Your instructions:
Find each line with the word "patrz" in it, then give the total alone.

Provided data:

···

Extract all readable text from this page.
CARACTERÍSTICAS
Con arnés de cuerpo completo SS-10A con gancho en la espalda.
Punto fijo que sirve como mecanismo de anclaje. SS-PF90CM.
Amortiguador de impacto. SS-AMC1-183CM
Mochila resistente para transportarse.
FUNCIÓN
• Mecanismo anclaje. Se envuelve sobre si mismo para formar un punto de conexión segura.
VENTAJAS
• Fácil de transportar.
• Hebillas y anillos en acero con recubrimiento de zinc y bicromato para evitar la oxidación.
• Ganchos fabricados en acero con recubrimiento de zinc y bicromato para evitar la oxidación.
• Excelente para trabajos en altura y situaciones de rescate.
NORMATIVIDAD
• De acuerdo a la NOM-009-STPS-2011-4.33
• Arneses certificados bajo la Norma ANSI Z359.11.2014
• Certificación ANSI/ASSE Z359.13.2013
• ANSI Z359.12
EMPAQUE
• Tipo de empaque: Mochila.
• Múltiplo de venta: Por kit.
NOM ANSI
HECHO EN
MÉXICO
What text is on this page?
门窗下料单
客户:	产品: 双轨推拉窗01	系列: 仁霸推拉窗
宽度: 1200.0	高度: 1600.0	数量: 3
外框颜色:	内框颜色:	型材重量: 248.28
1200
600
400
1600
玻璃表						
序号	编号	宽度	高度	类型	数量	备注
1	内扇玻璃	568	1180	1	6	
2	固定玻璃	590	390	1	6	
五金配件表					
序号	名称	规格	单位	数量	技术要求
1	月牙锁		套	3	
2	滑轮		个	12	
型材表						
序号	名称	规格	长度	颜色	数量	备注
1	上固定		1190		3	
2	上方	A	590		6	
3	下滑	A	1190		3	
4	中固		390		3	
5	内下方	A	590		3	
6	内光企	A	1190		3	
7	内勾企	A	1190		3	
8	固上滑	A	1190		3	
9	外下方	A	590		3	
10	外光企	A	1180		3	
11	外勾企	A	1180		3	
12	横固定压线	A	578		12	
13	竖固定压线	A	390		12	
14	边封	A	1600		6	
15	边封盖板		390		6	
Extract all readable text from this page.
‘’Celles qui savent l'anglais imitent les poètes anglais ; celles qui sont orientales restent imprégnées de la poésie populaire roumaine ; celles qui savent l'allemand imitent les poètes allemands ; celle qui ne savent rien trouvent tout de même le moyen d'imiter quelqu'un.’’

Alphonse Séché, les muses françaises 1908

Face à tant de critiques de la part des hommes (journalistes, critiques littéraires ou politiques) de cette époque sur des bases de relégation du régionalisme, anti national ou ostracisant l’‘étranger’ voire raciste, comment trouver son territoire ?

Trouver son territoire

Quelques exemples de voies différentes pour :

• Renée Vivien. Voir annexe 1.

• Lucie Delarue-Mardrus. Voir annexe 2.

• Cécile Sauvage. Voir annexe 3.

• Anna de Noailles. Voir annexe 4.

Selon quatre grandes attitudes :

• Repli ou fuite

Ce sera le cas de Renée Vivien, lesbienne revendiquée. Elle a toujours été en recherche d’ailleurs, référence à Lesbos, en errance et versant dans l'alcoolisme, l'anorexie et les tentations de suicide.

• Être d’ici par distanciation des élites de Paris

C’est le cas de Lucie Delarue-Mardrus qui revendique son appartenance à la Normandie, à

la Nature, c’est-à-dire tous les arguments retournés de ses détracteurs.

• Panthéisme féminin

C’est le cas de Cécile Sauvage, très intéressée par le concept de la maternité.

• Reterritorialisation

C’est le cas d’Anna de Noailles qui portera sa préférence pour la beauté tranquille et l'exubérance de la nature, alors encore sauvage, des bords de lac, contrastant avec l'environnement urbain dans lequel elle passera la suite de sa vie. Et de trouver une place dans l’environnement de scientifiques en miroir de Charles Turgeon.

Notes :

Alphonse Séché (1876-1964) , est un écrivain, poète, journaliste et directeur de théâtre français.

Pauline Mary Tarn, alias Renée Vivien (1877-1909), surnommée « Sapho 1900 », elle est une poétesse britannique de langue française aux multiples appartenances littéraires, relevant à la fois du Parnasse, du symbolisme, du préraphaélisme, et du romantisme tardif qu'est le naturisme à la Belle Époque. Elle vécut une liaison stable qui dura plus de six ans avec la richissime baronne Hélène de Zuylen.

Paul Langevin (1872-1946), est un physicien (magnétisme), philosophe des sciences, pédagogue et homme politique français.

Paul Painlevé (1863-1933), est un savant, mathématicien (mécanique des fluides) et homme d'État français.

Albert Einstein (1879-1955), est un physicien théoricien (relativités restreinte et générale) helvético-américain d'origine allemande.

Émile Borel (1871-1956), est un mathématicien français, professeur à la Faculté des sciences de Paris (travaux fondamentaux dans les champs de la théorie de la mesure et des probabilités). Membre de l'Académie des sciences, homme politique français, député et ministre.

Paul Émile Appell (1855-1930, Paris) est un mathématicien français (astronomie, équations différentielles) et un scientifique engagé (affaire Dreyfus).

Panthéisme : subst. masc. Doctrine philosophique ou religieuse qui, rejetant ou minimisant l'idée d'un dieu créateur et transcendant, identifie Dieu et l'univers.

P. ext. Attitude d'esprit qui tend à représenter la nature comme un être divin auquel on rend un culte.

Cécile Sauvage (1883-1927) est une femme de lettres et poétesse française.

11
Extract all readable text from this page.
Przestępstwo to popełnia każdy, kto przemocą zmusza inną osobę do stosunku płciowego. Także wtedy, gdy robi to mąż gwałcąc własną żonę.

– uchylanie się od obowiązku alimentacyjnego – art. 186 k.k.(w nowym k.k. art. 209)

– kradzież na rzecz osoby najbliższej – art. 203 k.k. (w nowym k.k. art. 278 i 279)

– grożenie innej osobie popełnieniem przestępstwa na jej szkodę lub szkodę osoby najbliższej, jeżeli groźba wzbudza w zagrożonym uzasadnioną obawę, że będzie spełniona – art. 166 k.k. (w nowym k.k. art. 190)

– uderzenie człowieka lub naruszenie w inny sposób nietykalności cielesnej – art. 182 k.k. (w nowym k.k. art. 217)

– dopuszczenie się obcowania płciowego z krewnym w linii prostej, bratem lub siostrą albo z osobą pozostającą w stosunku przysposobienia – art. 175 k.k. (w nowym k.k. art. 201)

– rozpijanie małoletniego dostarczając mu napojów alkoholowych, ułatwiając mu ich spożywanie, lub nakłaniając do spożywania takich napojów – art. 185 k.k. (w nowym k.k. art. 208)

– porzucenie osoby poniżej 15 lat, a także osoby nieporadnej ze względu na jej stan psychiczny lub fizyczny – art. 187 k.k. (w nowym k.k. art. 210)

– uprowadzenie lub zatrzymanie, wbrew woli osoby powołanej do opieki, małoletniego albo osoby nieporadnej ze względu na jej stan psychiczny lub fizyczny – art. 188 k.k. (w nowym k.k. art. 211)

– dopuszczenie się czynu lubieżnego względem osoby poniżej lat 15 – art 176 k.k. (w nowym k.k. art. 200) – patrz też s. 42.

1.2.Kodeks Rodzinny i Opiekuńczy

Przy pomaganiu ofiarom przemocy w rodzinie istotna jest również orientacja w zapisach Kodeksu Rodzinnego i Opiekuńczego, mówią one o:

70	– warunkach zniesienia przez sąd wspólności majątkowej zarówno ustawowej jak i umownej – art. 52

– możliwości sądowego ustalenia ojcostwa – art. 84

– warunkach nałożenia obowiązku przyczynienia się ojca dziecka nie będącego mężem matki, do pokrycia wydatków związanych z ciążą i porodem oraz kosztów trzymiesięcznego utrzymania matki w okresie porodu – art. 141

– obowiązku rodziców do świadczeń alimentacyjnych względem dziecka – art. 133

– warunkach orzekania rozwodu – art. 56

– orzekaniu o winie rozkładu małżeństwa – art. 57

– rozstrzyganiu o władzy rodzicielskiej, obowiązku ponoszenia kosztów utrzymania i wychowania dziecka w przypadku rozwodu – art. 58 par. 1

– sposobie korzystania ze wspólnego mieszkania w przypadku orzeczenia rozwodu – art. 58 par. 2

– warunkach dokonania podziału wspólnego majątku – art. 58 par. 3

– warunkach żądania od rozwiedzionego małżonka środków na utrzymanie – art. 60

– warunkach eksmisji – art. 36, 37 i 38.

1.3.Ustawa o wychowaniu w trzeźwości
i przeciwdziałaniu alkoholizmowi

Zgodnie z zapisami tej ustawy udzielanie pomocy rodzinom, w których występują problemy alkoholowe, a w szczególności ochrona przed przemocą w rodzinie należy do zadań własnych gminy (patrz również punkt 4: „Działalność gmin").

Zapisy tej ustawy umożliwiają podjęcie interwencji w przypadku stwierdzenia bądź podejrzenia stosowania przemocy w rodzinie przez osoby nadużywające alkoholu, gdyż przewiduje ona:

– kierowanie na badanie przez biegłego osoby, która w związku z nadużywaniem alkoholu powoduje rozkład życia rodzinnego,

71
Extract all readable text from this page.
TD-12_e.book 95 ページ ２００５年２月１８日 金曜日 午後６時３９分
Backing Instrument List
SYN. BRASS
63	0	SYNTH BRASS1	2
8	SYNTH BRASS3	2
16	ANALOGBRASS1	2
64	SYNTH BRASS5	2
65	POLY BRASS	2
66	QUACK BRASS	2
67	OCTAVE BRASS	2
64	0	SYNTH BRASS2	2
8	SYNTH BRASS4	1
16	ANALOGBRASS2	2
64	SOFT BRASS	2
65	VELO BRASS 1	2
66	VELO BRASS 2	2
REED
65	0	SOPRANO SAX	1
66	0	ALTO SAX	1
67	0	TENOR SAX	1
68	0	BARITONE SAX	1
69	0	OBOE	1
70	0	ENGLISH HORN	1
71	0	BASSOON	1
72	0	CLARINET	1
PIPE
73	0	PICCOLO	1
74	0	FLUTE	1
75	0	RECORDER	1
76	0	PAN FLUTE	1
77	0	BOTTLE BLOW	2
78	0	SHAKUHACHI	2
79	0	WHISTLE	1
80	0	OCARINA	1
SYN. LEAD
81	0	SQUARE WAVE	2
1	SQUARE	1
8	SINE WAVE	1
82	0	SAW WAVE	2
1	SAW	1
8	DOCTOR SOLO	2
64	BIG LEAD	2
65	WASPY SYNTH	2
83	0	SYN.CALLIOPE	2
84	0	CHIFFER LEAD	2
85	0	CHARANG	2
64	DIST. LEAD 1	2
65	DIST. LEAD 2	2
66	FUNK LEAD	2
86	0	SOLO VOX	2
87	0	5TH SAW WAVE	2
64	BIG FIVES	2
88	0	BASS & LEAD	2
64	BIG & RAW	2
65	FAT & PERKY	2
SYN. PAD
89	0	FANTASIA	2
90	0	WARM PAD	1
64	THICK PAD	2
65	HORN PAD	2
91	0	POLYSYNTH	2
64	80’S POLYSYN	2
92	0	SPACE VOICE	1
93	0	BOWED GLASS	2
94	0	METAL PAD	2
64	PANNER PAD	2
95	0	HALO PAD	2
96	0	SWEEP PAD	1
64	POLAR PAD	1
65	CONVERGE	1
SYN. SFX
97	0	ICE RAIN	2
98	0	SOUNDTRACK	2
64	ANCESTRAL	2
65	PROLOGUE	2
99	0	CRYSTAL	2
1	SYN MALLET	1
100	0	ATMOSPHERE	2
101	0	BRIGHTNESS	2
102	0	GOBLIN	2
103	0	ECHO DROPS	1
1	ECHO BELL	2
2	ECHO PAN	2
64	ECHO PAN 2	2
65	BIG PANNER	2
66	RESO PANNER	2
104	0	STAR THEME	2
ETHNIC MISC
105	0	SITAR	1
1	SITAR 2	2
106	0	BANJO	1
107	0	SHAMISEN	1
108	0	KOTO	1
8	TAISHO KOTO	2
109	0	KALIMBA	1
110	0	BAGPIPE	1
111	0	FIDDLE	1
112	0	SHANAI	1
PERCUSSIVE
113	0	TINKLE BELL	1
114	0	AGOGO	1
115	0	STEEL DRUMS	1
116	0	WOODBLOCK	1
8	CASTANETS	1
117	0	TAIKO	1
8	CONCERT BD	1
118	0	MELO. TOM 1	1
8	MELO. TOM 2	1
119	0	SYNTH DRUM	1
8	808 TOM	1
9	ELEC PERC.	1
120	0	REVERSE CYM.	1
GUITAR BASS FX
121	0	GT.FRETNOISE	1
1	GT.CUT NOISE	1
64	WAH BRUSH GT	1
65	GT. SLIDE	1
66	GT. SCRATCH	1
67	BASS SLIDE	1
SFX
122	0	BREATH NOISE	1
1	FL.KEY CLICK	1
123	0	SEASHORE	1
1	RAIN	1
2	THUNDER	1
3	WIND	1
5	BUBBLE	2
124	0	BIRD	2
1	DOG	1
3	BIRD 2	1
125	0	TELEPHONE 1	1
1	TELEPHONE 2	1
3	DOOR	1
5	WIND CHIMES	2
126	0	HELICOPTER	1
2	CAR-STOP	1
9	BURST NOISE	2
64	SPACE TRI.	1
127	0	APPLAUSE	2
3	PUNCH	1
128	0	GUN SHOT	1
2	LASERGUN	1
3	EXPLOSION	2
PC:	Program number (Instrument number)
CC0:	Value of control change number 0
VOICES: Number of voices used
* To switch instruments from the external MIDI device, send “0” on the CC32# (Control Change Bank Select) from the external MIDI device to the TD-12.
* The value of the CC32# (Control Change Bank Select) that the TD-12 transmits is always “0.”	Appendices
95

···

The output:
2